Problem to work on: Without the pictures, can you quote each line below exactly?

Provided records:
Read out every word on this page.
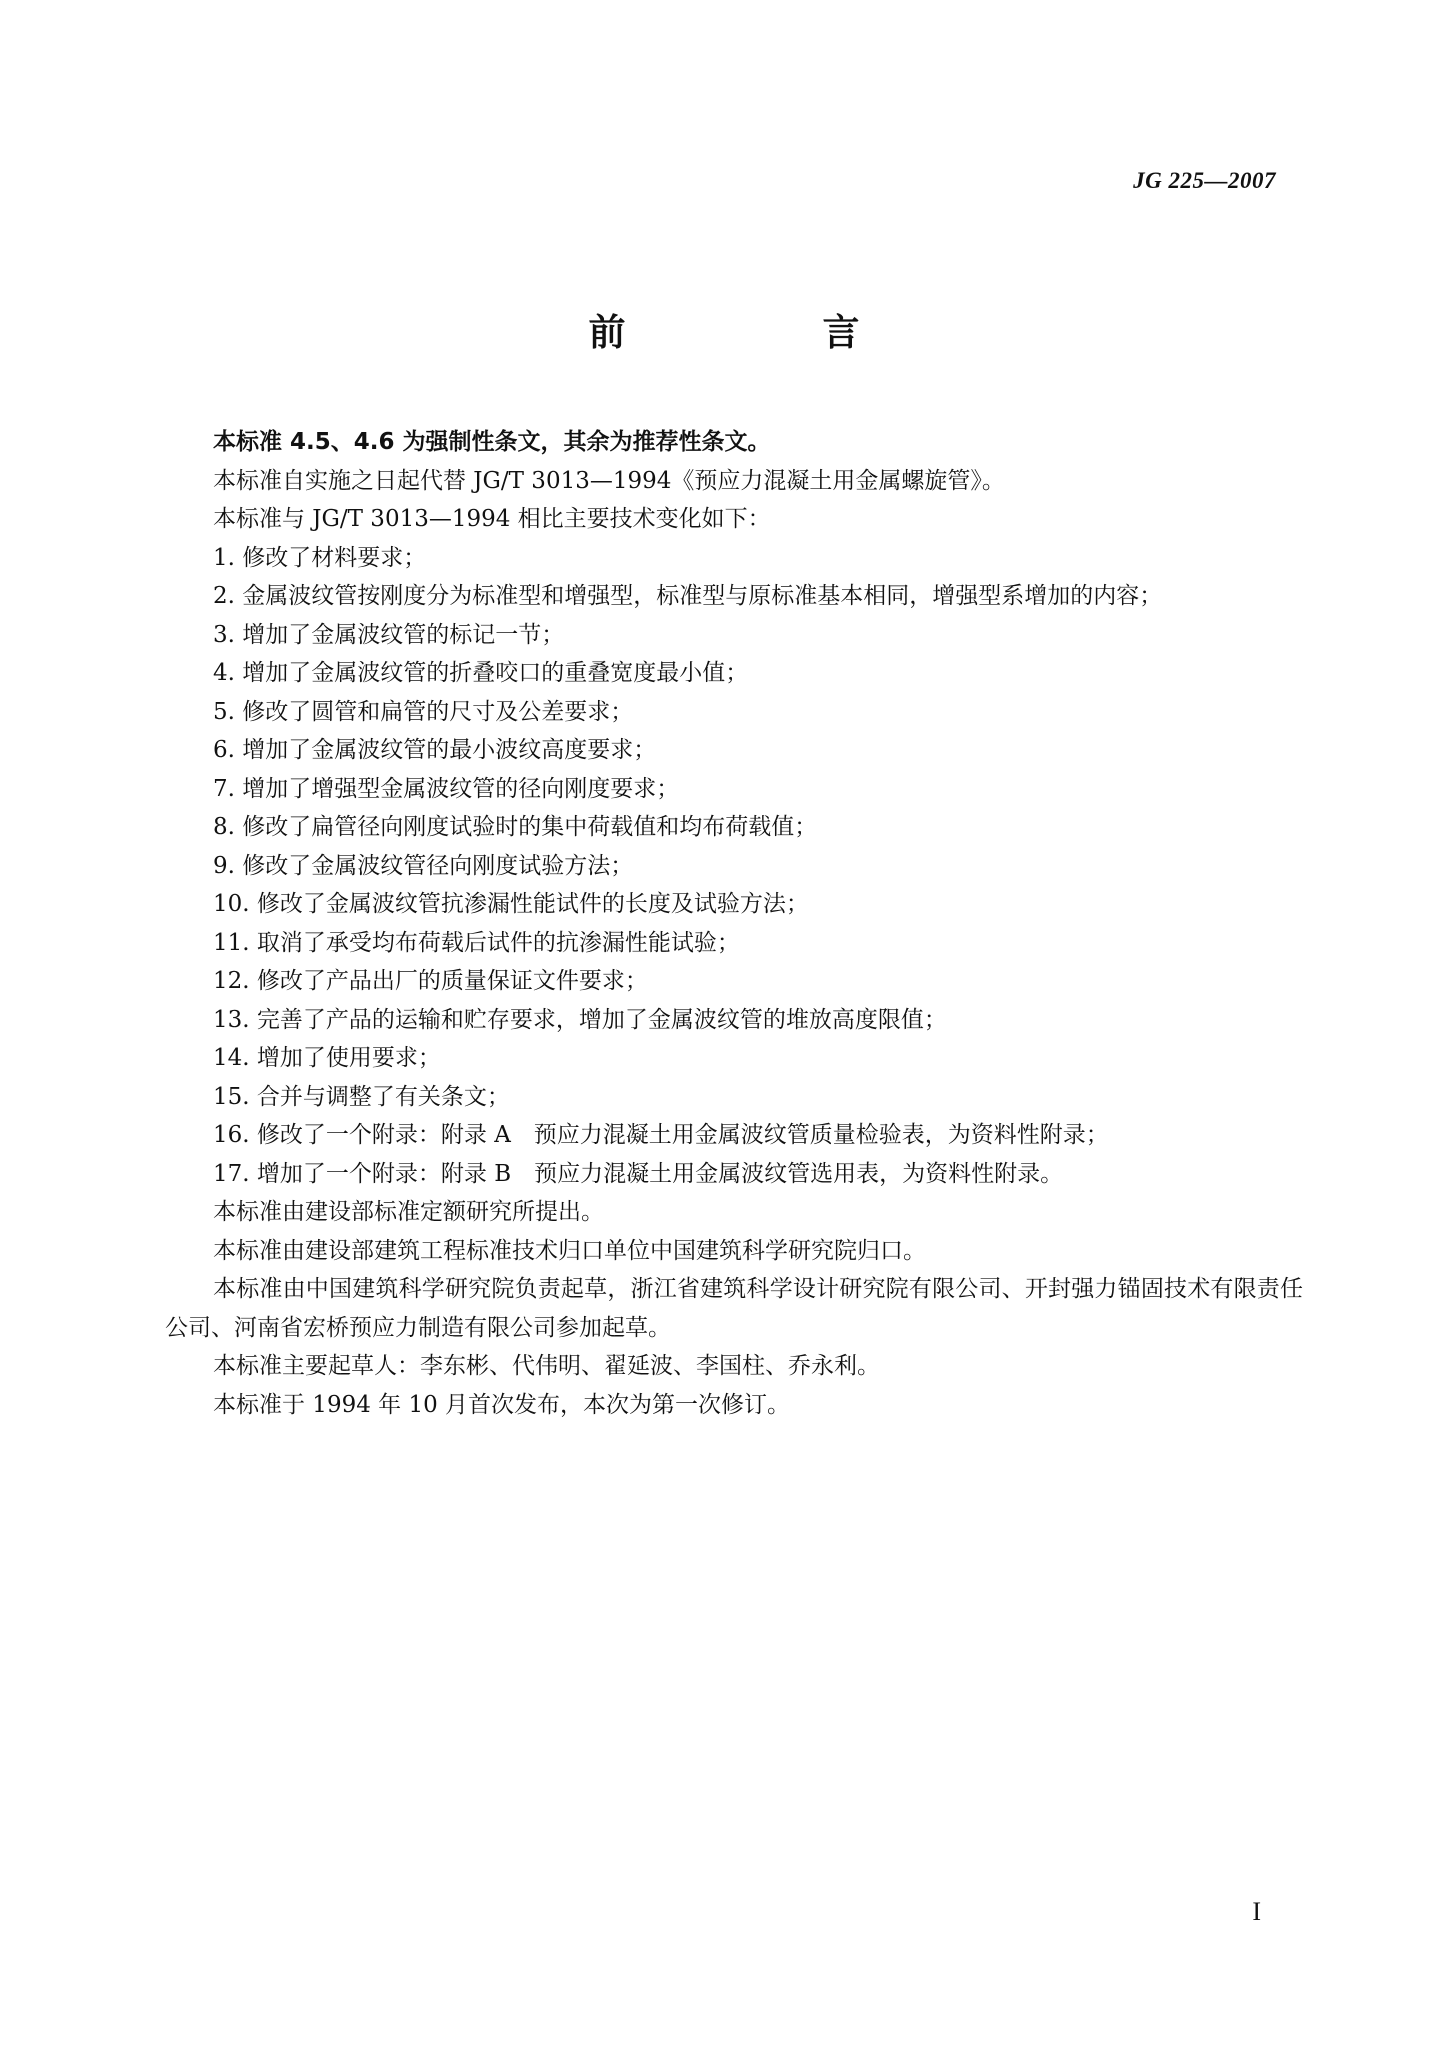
JG 225—2007
前　言

本标准 4.5、4.6 为强制性条文，其余为推荐性条文。

本标准自实施之日起代替 JG/T 3013—1994《预应力混凝土用金属螺旋管》。

本标准与 JG/T 3013—1994 相比主要技术变化如下：

1. 修改了材料要求；

2. 金属波纹管按刚度分为标准型和增强型，标准型与原标准基本相同，增强型系增加的内容；

3. 增加了金属波纹管的标记一节；

4. 增加了金属波纹管的折叠咬口的重叠宽度最小值；

5. 修改了圆管和扁管的尺寸及公差要求；

6. 增加了金属波纹管的最小波纹高度要求；

7. 增加了增强型金属波纹管的径向刚度要求；

8. 修改了扁管径向刚度试验时的集中荷载值和均布荷载值；

9. 修改了金属波纹管径向刚度试验方法；

10. 修改了金属波纹管抗渗漏性能试件的长度及试验方法；

11. 取消了承受均布荷载后试件的抗渗漏性能试验；

12. 修改了产品出厂的质量保证文件要求；

13. 完善了产品的运输和贮存要求，增加了金属波纹管的堆放高度限值；

14. 增加了使用要求；

15. 合并与调整了有关条文；

16. 修改了一个附录：附录 A　预应力混凝土用金属波纹管质量检验表，为资料性附录；

17. 增加了一个附录：附录 B　预应力混凝土用金属波纹管选用表，为资料性附录。

本标准由建设部标准定额研究所提出。

本标准由建设部建筑工程标准技术归口单位中国建筑科学研究院归口。

本标准由中国建筑科学研究院负责起草，浙江省建筑科学设计研究院有限公司、开封强力锚固技术有限责任公司、河南省宏桥预应力制造有限公司参加起草。

本标准主要起草人：李东彬、代伟明、翟延波、李国柱、乔永利。

本标准于 1994 年 10 月首次发布，本次为第一次修订。

I
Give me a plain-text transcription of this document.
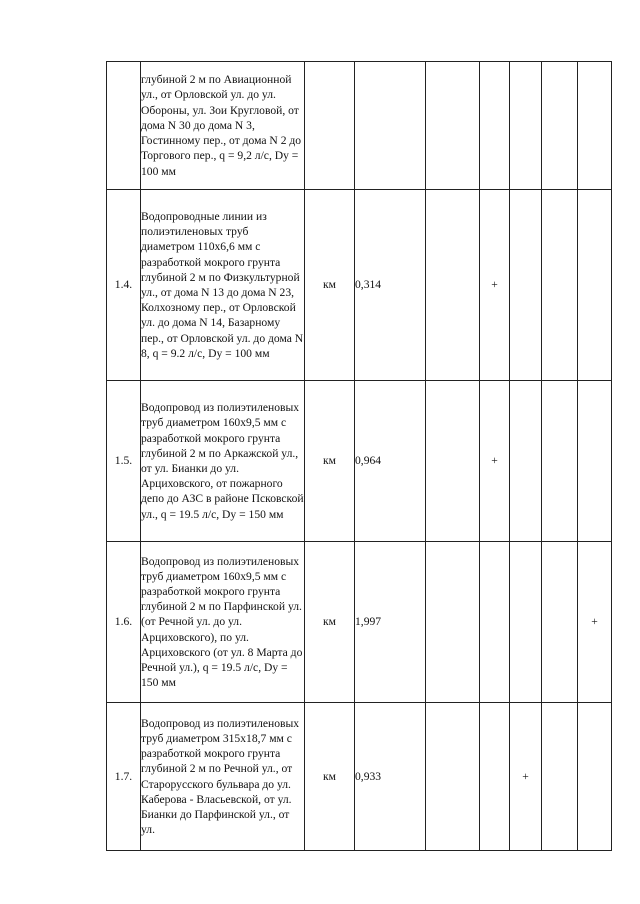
	глубиной 2 м по Авиационной ул., от Орловской ул. до ул. Обороны, ул. Зои Кругловой, от дома N 30 до дома N 3, Гостинному пер., от дома N 2 до Торгового пер., q = 9,2 л/с, Dy = 100 мм							
1.4.	Водопроводные линии из полиэтиленовых труб диаметром 110х6,6 мм с разработкой мокрого грунта глубиной 2 м по Физкультурной ул., от дома N 13 до дома N 23, Колхозному пер., от Орловской ул. до дома N 14, Базарному пер., от Орловской ул. до дома N 8, q = 9.2 л/с, Dy = 100 мм	км	0,314		+			
1.5.	Водопровод из полиэтиленовых труб диаметром 160х9,5 мм с разработкой мокрого грунта глубиной 2 м по Аркажской ул., от ул. Бианки до ул. Арциховского, от пожарного депо до АЗС в районе Псковской ул., q = 19.5 л/с, Dy = 150 мм	км	0,964		+			
1.6.	Водопровод из полиэтиленовых труб диаметром 160х9,5 мм с разработкой мокрого грунта глубиной 2 м по Парфинской ул. (от Речной ул. до ул. Арциховского), по ул. Арциховского (от ул. 8 Марта до Речной ул.), q = 19.5 л/с, Dy = 150 мм	км	1,997					+
1.7.	Водопровод из полиэтиленовых труб диаметром 315х18,7 мм с разработкой мокрого грунта глубиной 2 м по Речной ул., от Старорусского бульвара до ул. Каберова - Власьевской, от ул. Бианки до Парфинской ул., от ул.	км	0,933			+		
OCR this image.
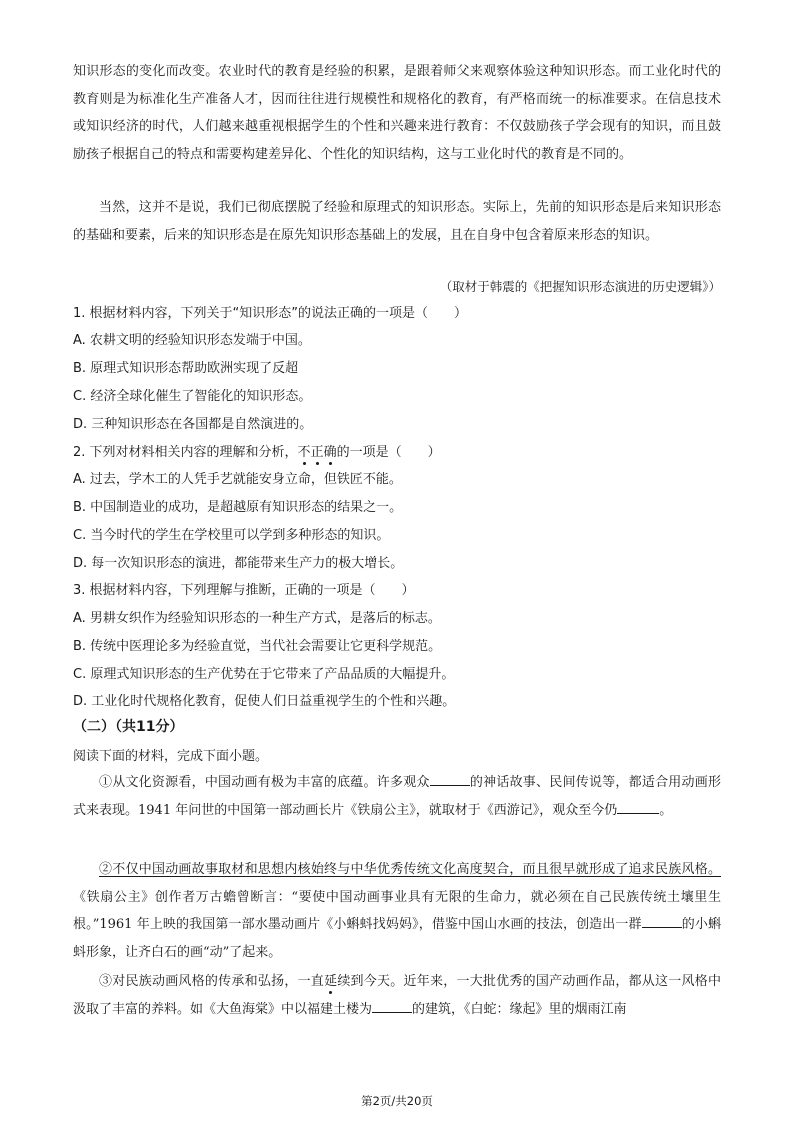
知识形态的变化而改变。农业时代的教育是经验的积累，是跟着师父来观察体验这种知识形态。而工业化时代的教育则是为标准化生产准备人才，因而往往进行规模性和规格化的教育，有严格而统一的标准要求。在信息技术或知识经济的时代，人们越来越重视根据学生的个性和兴趣来进行教育：不仅鼓励孩子学会现有的知识，而且鼓励孩子根据自己的特点和需要构建差异化、个性化的知识结构，这与工业化时代的教育是不同的。

当然，这并不是说，我们已彻底摆脱了经验和原理式的知识形态。实际上，先前的知识形态是后来知识形态的基础和要素，后来的知识形态是在原先知识形态基础上的发展，且在自身中包含着原来形态的知识。

（取材于韩震的《把握知识形态演进的历史逻辑》）
1. 根据材料内容，下列关于“知识形态”的说法正确的一项是（　　）
A. 农耕文明的经验知识形态发端于中国。
B. 原理式知识形态帮助欧洲实现了反超
C. 经济全球化催生了智能化的知识形态。
D. 三种知识形态在各国都是自然演进的。
2. 下列对材料相关内容的理解和分析，不正确的一项是（　　）
A. 过去，学木工的人凭手艺就能安身立命，但铁匠不能。
B. 中国制造业的成功，是超越原有知识形态的结果之一。
C. 当今时代的学生在学校里可以学到多种形态的知识。
D. 每一次知识形态的演进，都能带来生产力的极大增长。
3. 根据材料内容，下列理解与推断，正确的一项是（　　）
A. 男耕女织作为经验知识形态的一种生产方式，是落后的标志。
B. 传统中医理论多为经验直觉，当代社会需要让它更科学规范。
C. 原理式知识形态的生产优势在于它带来了产品品质的大幅提升。
D. 工业化时代规格化教育，促使人们日益重视学生的个性和兴趣。
（二）（共11分）
阅读下面的材料，完成下面小题。

①从文化资源看，中国动画有极为丰富的底蕴。许多观众	的神话故事、民间传说等，都适合用动画形式来表现。1941 年问世的中国第一部动画长片《铁扇公主》，就取材于《西游记》，观众至今仍	。

②不仅中国动画故事取材和思想内核始终与中华优秀传统文化高度契合，而且很早就形成了追求民族风格。《铁扇公主》创作者万古蟾曾断言：“要使中国动画事业具有无限的生命力，就必须在自己民族传统土壤里生根。”1961 年上映的我国第一部水墨动画片《小蝌蚪找妈妈》，借鉴中国山水画的技法，创造出一群	的小蝌蚪形象，让齐白石的画“动”了起来。

③对民族动画风格的传承和弘扬，一直延续到今天。近年来，一大批优秀的国产动画作品，都从这一风格中汲取了丰富的养料。如《大鱼海棠》中以福建土楼为	的建筑，《白蛇：缘起》里的烟雨江南

第2页/共20页
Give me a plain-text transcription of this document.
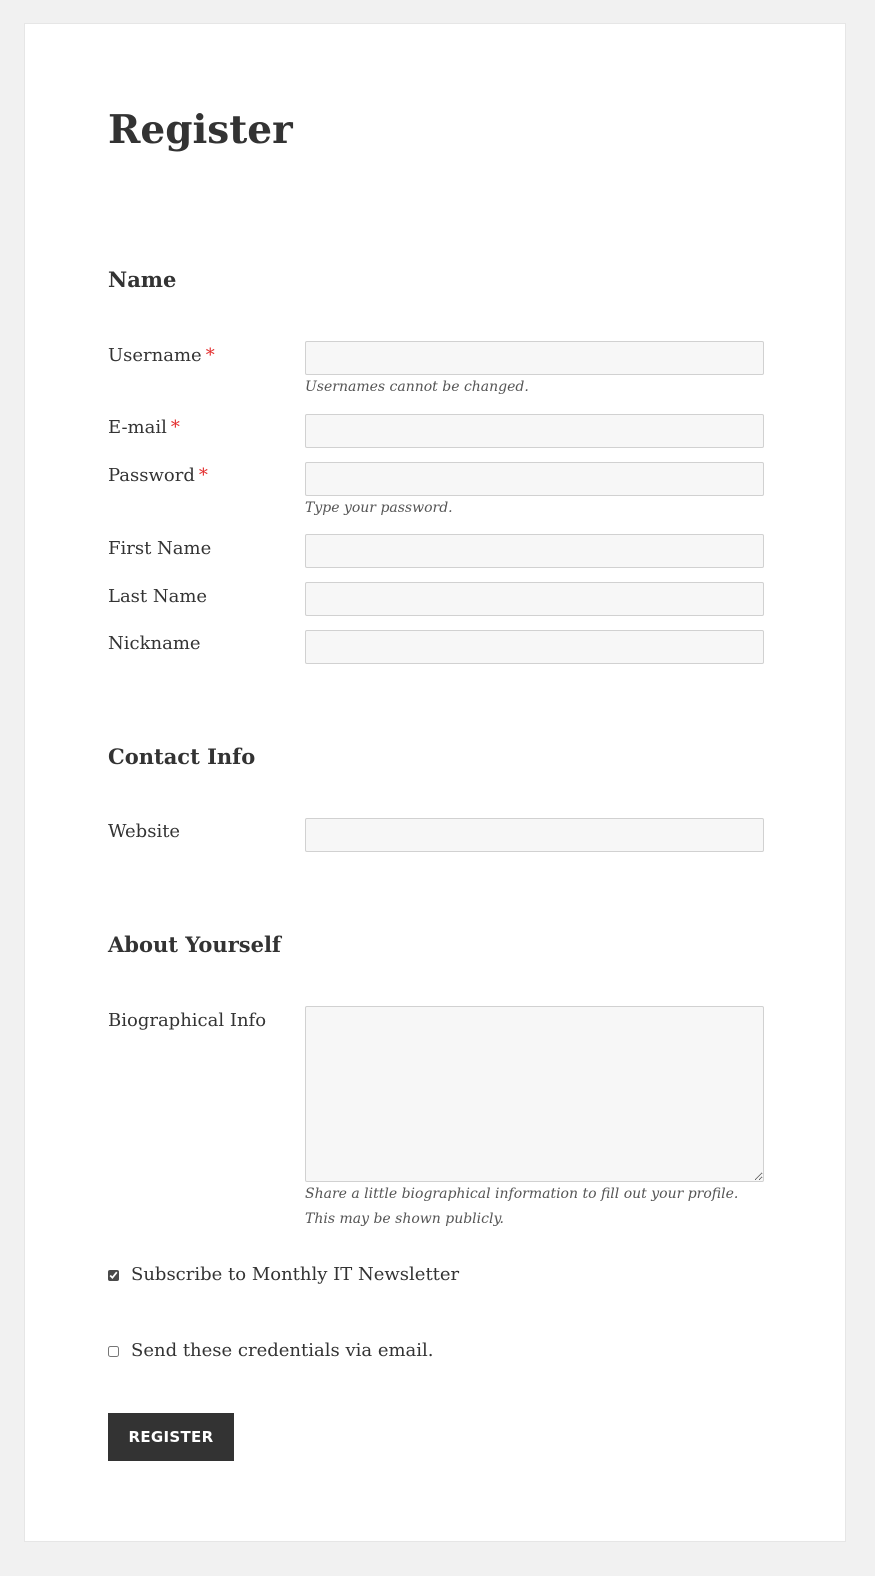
Register
Name
Username *
Usernames cannot be changed.
E-mail *
Password *
Type your password.
First Name
Last Name
Nickname
Contact Info
Website
About Yourself
Biographical Info
Share a little biographical information to fill out your profile.
This may be shown publicly.
Subscribe to Monthly IT Newsletter
Send these credentials via email.
REGISTER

Result of this task:
Read out every word on this page.
JG 225—2007
前　言

本标准 4.5、4.6 为强制性条文，其余为推荐性条文。

本标准自实施之日起代替 JG/T 3013—1994《预应力混凝土用金属螺旋管》。

本标准与 JG/T 3013—1994 相比主要技术变化如下：

1. 修改了材料要求；

2. 金属波纹管按刚度分为标准型和增强型，标准型与原标准基本相同，增强型系增加的内容；

3. 增加了金属波纹管的标记一节；

4. 增加了金属波纹管的折叠咬口的重叠宽度最小值；

5. 修改了圆管和扁管的尺寸及公差要求；

6. 增加了金属波纹管的最小波纹高度要求；

7. 增加了增强型金属波纹管的径向刚度要求；

8. 修改了扁管径向刚度试验时的集中荷载值和均布荷载值；

9. 修改了金属波纹管径向刚度试验方法；

10. 修改了金属波纹管抗渗漏性能试件的长度及试验方法；

11. 取消了承受均布荷载后试件的抗渗漏性能试验；

12. 修改了产品出厂的质量保证文件要求；

13. 完善了产品的运输和贮存要求，增加了金属波纹管的堆放高度限值；

14. 增加了使用要求；

15. 合并与调整了有关条文；

16. 修改了一个附录：附录 A　预应力混凝土用金属波纹管质量检验表，为资料性附录；

17. 增加了一个附录：附录 B　预应力混凝土用金属波纹管选用表，为资料性附录。

本标准由建设部标准定额研究所提出。

本标准由建设部建筑工程标准技术归口单位中国建筑科学研究院归口。

本标准由中国建筑科学研究院负责起草，浙江省建筑科学设计研究院有限公司、开封强力锚固技术有限责任公司、河南省宏桥预应力制造有限公司参加起草。

本标准主要起草人：李东彬、代伟明、翟延波、李国柱、乔永利。

本标准于 1994 年 10 月首次发布，本次为第一次修订。

I
Give me a plain-text transcription of this document.
	глубиной 2 м по Авиационной ул., от Орловской ул. до ул. Обороны, ул. Зои Кругловой, от дома N 30 до дома N 3, Гостинному пер., от дома N 2 до Торгового пер., q = 9,2 л/с, Dy = 100 мм							
1.4.	Водопроводные линии из полиэтиленовых труб диаметром 110х6,6 мм с разработкой мокрого грунта глубиной 2 м по Физкультурной ул., от дома N 13 до дома N 23, Колхозному пер., от Орловской ул. до дома N 14, Базарному пер., от Орловской ул. до дома N 8, q = 9.2 л/с, Dy = 100 мм	км	0,314		+			
1.5.	Водопровод из полиэтиленовых труб диаметром 160х9,5 мм с разработкой мокрого грунта глубиной 2 м по Аркажской ул., от ул. Бианки до ул. Арциховского, от пожарного депо до АЗС в районе Псковской ул., q = 19.5 л/с, Dy = 150 мм	км	0,964		+			
1.6.	Водопровод из полиэтиленовых труб диаметром 160х9,5 мм с разработкой мокрого грунта глубиной 2 м по Парфинской ул. (от Речной ул. до ул. Арциховского), по ул. Арциховского (от ул. 8 Марта до Речной ул.), q = 19.5 л/с, Dy = 150 мм	км	1,997					+
1.7.	Водопровод из полиэтиленовых труб диаметром 315х18,7 мм с разработкой мокрого грунта глубиной 2 м по Речной ул., от Старорусского бульвара до ул. Каберова - Власьевской, от ул. Бианки до Парфинской ул., от ул.	км	0,933			+		
OCR this image.
知识形态的变化而改变。农业时代的教育是经验的积累，是跟着师父来观察体验这种知识形态。而工业化时代的教育则是为标准化生产准备人才，因而往往进行规模性和规格化的教育，有严格而统一的标准要求。在信息技术或知识经济的时代，人们越来越重视根据学生的个性和兴趣来进行教育：不仅鼓励孩子学会现有的知识，而且鼓励孩子根据自己的特点和需要构建差异化、个性化的知识结构，这与工业化时代的教育是不同的。

当然，这并不是说，我们已彻底摆脱了经验和原理式的知识形态。实际上，先前的知识形态是后来知识形态的基础和要素，后来的知识形态是在原先知识形态基础上的发展，且在自身中包含着原来形态的知识。

（取材于韩震的《把握知识形态演进的历史逻辑》）
1. 根据材料内容，下列关于“知识形态”的说法正确的一项是（　　）
A. 农耕文明的经验知识形态发端于中国。
B. 原理式知识形态帮助欧洲实现了反超
C. 经济全球化催生了智能化的知识形态。
D. 三种知识形态在各国都是自然演进的。
2. 下列对材料相关内容的理解和分析，不正确的一项是（　　）
A. 过去，学木工的人凭手艺就能安身立命，但铁匠不能。
B. 中国制造业的成功，是超越原有知识形态的结果之一。
C. 当今时代的学生在学校里可以学到多种形态的知识。
D. 每一次知识形态的演进，都能带来生产力的极大增长。
3. 根据材料内容，下列理解与推断，正确的一项是（　　）
A. 男耕女织作为经验知识形态的一种生产方式，是落后的标志。
B. 传统中医理论多为经验直觉，当代社会需要让它更科学规范。
C. 原理式知识形态的生产优势在于它带来了产品品质的大幅提升。
D. 工业化时代规格化教育，促使人们日益重视学生的个性和兴趣。
（二）（共11分）
阅读下面的材料，完成下面小题。

①从文化资源看，中国动画有极为丰富的底蕴。许多观众	的神话故事、民间传说等，都适合用动画形式来表现。1941 年问世的中国第一部动画长片《铁扇公主》，就取材于《西游记》，观众至今仍	。

②不仅中国动画故事取材和思想内核始终与中华优秀传统文化高度契合，而且很早就形成了追求民族风格。《铁扇公主》创作者万古蟾曾断言：“要使中国动画事业具有无限的生命力，就必须在自己民族传统土壤里生根。”1961 年上映的我国第一部水墨动画片《小蝌蚪找妈妈》，借鉴中国山水画的技法，创造出一群	的小蝌蚪形象，让齐白石的画“动”了起来。

③对民族动画风格的传承和弘扬，一直延续到今天。近年来，一大批优秀的国产动画作品，都从这一风格中汲取了丰富的养料。如《大鱼海棠》中以福建土楼为	的建筑，《白蛇：缘起》里的烟雨江南

第2页/共20页
Give me a plain-text transcription of this document.
Register
Name
Username *
Usernames cannot be changed.
E-mail *
Password *
Type your password.
First Name
Last Name
Nickname
Contact Info
Website
About Yourself
Biographical Info
Share a little biographical information to fill out your profile.
This may be shown publicly.
Subscribe to Monthly IT Newsletter
Send these credentials via email.
REGISTER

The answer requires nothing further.